* PROBLEM TO WORK ON
Return, unchanged, the lines of the material starting at the line that contains "x-tick: 50 — [470, 170, 482, 189]" and ending at the line that contains "point — [117, 168, 122, 171]". Include both of those lines and nothing else.

Element location data
....

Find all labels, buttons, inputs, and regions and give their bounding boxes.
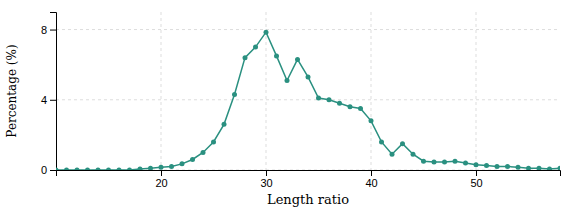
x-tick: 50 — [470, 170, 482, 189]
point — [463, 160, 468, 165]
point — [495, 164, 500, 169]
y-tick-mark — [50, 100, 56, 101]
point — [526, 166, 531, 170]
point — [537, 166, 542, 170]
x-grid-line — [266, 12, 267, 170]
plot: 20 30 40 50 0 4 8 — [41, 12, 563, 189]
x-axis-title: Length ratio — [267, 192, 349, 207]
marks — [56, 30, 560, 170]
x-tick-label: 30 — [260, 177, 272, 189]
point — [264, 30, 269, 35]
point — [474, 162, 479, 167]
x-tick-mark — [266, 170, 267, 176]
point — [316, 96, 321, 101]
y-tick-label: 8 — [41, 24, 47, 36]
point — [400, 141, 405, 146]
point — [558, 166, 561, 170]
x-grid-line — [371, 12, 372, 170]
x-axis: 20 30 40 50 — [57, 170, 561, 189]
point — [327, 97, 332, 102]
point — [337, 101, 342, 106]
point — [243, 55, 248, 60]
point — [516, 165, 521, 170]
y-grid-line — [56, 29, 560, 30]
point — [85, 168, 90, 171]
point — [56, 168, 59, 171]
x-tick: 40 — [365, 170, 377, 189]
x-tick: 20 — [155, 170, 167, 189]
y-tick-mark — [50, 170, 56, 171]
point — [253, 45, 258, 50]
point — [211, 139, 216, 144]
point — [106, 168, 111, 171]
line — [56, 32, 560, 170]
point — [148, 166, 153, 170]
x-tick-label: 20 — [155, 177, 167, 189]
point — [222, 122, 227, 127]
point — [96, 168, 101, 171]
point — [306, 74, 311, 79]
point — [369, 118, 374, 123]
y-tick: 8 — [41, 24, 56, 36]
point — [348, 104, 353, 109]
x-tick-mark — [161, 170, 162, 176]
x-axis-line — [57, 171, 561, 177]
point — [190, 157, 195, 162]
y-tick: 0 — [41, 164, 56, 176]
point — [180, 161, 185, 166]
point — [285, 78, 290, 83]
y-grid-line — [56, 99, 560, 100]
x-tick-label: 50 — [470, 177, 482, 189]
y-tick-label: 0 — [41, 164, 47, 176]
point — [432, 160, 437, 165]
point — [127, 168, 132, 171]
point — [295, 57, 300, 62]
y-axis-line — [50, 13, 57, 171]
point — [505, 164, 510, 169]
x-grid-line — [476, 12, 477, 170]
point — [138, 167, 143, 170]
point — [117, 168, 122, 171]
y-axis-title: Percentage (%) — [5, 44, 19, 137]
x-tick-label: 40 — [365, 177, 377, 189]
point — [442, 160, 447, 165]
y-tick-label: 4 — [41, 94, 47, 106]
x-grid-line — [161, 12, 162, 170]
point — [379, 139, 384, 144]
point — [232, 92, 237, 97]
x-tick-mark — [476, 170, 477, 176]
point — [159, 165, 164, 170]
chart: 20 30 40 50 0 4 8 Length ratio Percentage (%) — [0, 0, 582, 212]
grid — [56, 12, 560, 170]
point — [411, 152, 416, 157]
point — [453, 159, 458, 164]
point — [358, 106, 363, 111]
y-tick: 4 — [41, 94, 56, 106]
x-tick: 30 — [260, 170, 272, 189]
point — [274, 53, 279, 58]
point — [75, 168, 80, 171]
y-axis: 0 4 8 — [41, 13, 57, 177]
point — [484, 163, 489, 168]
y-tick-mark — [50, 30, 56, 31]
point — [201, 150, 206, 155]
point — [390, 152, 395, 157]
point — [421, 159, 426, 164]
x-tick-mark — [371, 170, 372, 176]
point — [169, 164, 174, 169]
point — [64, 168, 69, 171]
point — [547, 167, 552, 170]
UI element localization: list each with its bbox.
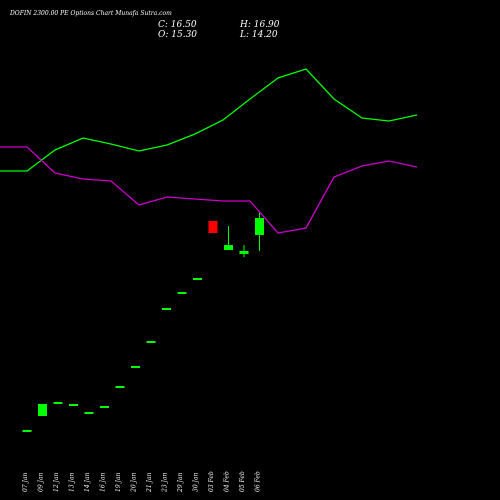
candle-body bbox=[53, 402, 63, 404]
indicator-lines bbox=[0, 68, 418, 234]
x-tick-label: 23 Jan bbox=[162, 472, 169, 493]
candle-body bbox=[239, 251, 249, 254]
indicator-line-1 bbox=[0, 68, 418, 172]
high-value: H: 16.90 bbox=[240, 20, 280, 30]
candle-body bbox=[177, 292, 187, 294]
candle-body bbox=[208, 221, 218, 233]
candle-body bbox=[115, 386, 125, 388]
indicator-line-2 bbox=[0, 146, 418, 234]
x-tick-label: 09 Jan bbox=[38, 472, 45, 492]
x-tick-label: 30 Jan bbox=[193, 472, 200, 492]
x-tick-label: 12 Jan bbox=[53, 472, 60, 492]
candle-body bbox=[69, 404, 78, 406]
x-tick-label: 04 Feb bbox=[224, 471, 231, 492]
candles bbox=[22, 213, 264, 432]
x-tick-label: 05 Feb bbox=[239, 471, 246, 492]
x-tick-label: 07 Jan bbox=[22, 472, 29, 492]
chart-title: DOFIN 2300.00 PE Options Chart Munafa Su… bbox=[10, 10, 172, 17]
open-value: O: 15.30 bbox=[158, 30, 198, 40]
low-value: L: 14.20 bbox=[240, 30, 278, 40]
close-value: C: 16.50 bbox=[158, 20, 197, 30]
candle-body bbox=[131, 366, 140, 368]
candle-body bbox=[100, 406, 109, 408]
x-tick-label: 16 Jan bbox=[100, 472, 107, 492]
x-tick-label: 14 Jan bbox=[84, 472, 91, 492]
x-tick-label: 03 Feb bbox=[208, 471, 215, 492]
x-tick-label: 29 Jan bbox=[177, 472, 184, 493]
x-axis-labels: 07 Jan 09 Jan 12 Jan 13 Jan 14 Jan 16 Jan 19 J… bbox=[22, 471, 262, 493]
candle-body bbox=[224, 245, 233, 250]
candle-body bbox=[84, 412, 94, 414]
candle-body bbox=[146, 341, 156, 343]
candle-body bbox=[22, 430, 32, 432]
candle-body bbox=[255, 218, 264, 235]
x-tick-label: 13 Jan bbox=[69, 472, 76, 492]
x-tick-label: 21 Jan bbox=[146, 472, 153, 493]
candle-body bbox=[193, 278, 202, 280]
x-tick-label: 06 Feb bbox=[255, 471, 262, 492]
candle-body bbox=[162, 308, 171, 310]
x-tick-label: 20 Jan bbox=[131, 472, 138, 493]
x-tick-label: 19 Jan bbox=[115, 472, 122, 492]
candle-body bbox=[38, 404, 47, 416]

....

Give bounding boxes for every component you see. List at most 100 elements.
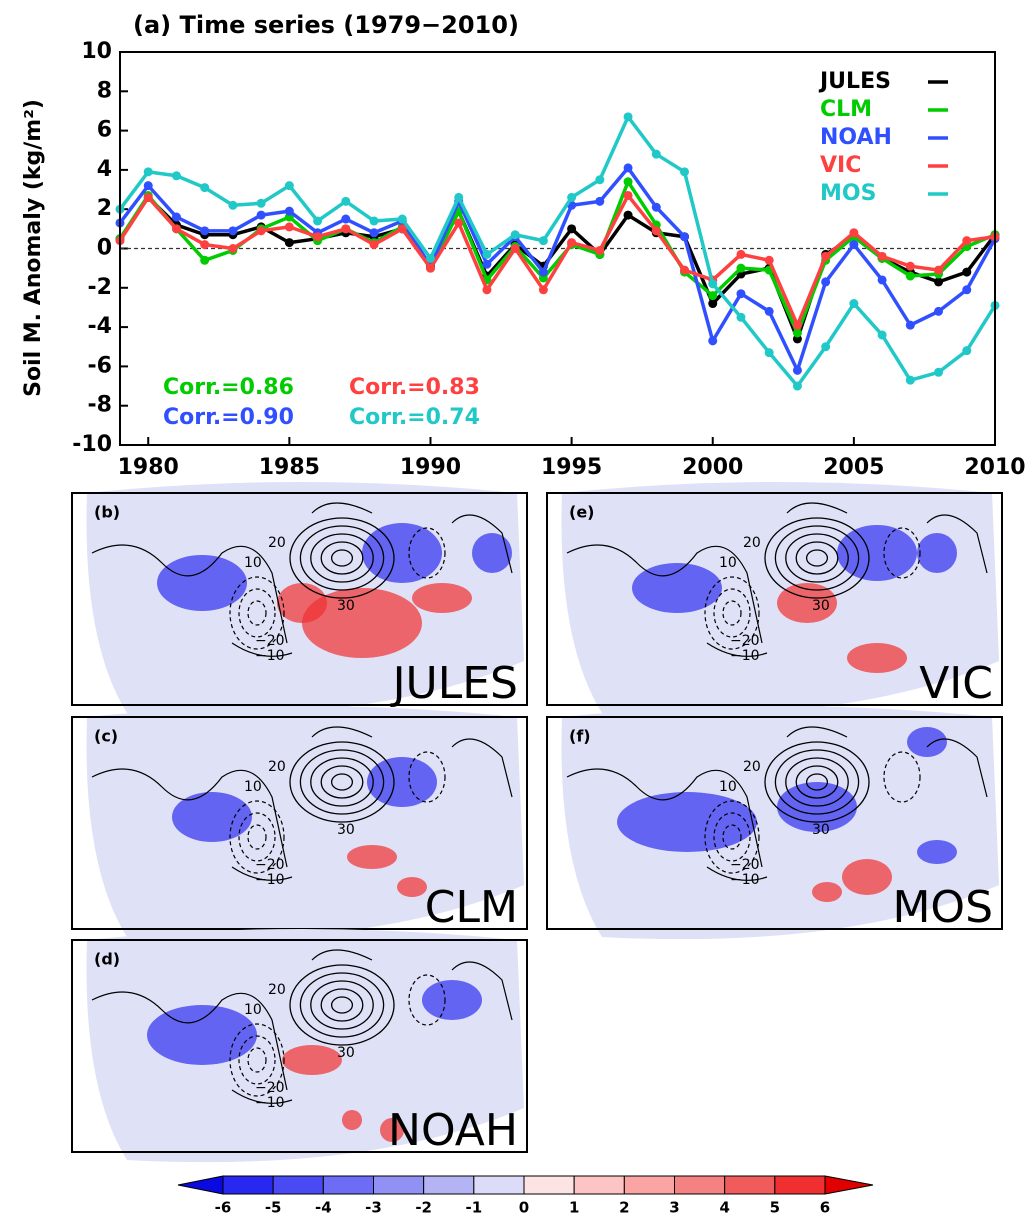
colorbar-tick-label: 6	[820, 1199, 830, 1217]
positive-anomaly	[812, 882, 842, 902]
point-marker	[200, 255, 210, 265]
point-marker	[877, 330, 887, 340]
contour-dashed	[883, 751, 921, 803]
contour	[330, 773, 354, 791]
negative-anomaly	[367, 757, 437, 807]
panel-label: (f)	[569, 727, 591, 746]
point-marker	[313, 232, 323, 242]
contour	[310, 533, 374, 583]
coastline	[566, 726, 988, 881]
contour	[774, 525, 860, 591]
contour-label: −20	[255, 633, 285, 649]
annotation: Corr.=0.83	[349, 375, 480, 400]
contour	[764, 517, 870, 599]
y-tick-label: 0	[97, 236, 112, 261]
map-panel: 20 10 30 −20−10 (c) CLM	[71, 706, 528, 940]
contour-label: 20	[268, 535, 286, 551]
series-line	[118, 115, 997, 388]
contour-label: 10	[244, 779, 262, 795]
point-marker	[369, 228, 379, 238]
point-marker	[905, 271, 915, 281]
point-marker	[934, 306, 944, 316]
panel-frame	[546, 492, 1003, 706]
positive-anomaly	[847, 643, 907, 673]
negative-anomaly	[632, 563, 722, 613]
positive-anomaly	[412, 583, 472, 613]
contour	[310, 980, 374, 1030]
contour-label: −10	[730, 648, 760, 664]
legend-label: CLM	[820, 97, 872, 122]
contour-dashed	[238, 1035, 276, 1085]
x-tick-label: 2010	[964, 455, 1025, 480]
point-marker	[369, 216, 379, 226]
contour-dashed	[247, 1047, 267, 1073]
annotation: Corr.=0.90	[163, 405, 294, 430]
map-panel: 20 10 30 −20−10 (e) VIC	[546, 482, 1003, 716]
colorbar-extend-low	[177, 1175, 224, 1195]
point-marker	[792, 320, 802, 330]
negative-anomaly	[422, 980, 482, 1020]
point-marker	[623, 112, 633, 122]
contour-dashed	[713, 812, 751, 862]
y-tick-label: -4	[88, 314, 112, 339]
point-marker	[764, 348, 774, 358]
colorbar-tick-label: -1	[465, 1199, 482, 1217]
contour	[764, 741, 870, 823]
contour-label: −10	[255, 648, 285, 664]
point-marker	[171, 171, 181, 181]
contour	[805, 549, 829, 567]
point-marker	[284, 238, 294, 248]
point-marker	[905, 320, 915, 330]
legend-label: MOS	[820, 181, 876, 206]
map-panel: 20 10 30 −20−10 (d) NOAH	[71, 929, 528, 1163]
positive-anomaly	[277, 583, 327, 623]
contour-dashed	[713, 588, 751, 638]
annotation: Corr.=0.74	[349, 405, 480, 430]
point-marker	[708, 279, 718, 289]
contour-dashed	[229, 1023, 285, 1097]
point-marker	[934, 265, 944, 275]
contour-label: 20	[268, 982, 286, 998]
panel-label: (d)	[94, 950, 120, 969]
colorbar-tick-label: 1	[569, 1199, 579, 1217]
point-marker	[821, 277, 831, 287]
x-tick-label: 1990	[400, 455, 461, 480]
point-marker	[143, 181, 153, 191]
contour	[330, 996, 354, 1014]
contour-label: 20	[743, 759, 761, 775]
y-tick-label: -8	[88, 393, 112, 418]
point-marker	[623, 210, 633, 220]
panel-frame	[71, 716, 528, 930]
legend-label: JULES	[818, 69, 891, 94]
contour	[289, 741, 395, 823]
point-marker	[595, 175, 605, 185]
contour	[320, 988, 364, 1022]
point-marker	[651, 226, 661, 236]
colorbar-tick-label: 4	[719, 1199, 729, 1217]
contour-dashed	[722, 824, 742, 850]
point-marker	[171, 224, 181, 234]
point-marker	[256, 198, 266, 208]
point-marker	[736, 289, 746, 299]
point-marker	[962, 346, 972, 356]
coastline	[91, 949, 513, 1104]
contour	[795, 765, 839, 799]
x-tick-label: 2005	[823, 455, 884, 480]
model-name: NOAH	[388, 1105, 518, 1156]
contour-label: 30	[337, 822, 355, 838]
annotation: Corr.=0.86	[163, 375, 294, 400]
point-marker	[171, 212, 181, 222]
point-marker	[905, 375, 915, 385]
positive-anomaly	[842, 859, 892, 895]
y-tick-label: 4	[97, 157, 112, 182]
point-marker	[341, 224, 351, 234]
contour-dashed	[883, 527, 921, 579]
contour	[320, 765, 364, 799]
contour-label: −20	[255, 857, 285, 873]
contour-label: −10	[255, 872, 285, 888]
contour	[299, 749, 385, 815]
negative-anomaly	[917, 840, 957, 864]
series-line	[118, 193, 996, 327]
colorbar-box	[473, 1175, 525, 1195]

....

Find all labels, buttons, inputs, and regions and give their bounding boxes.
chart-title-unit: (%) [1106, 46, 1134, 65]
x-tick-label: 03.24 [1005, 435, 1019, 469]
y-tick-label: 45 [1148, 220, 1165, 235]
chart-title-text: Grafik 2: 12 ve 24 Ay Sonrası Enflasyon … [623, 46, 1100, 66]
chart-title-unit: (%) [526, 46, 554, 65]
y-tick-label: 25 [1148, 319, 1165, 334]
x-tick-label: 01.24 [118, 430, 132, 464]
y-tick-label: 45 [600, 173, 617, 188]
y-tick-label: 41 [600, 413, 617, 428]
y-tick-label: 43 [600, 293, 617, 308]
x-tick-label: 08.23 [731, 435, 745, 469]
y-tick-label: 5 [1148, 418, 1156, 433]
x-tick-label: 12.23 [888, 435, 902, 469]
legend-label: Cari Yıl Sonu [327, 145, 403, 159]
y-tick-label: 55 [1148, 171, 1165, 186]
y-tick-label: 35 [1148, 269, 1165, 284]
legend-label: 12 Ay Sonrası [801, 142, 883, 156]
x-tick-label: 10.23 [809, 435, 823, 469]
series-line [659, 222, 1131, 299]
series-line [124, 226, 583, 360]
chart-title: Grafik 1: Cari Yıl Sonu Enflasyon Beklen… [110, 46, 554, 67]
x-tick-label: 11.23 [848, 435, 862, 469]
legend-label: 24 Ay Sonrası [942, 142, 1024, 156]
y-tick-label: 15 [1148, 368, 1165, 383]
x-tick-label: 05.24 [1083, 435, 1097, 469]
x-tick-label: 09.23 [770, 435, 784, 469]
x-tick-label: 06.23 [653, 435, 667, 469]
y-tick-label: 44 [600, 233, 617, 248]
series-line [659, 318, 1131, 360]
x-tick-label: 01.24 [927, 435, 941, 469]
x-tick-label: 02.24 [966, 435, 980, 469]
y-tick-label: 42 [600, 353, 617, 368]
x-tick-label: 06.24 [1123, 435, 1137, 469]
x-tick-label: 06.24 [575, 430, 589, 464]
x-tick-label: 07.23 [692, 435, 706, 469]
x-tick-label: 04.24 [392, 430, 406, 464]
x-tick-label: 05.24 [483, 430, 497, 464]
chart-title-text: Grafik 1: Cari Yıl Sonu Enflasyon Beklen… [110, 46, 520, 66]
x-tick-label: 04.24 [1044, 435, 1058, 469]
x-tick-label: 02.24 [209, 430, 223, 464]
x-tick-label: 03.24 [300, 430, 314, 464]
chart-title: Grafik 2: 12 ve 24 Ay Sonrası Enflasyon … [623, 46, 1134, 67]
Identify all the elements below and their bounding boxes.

....

* SOLUTION TO THIS EXERCISE
x-tick: 50 — [470, 170, 482, 189]
point — [463, 160, 468, 165]
point — [495, 164, 500, 169]
y-tick-mark — [50, 100, 56, 101]
point — [526, 166, 531, 170]
point — [537, 166, 542, 170]
x-grid-line — [266, 12, 267, 170]
plot: 20 30 40 50 0 4 8 — [41, 12, 563, 189]
x-axis-title: Length ratio — [267, 192, 349, 207]
marks — [56, 30, 560, 170]
x-tick-label: 30 — [260, 177, 272, 189]
point — [264, 30, 269, 35]
point — [474, 162, 479, 167]
x-tick-mark — [266, 170, 267, 176]
point — [316, 96, 321, 101]
y-tick-label: 8 — [41, 24, 47, 36]
point — [400, 141, 405, 146]
point — [558, 166, 561, 170]
x-grid-line — [371, 12, 372, 170]
x-axis: 20 30 40 50 — [57, 170, 561, 189]
point — [327, 97, 332, 102]
point — [337, 101, 342, 106]
point — [243, 55, 248, 60]
point — [516, 165, 521, 170]
y-grid-line — [56, 29, 560, 30]
point — [85, 168, 90, 171]
point — [56, 168, 59, 171]
x-tick: 40 — [365, 170, 377, 189]
x-tick: 20 — [155, 170, 167, 189]
y-tick-mark — [50, 170, 56, 171]
point — [253, 45, 258, 50]
point — [211, 139, 216, 144]
point — [106, 168, 111, 171]
line — [56, 32, 560, 170]
point — [148, 166, 153, 170]
x-tick-label: 20 — [155, 177, 167, 189]
point — [222, 122, 227, 127]
point — [96, 168, 101, 171]
point — [306, 74, 311, 79]
point — [369, 118, 374, 123]
y-tick: 8 — [41, 24, 56, 36]
point — [348, 104, 353, 109]
x-tick-mark — [161, 170, 162, 176]
x-axis-line — [57, 171, 561, 177]
point — [190, 157, 195, 162]
y-tick: 0 — [41, 164, 56, 176]
point — [180, 161, 185, 166]
point — [285, 78, 290, 83]
y-grid-line — [56, 99, 560, 100]
x-tick-label: 50 — [470, 177, 482, 189]
y-tick-label: 0 — [41, 164, 47, 176]
point — [432, 160, 437, 165]
point — [127, 168, 132, 171]
point — [295, 57, 300, 62]
y-axis-line — [50, 13, 57, 171]
point — [505, 164, 510, 169]
x-grid-line — [476, 12, 477, 170]
point — [138, 167, 143, 170]
point — [117, 168, 122, 171]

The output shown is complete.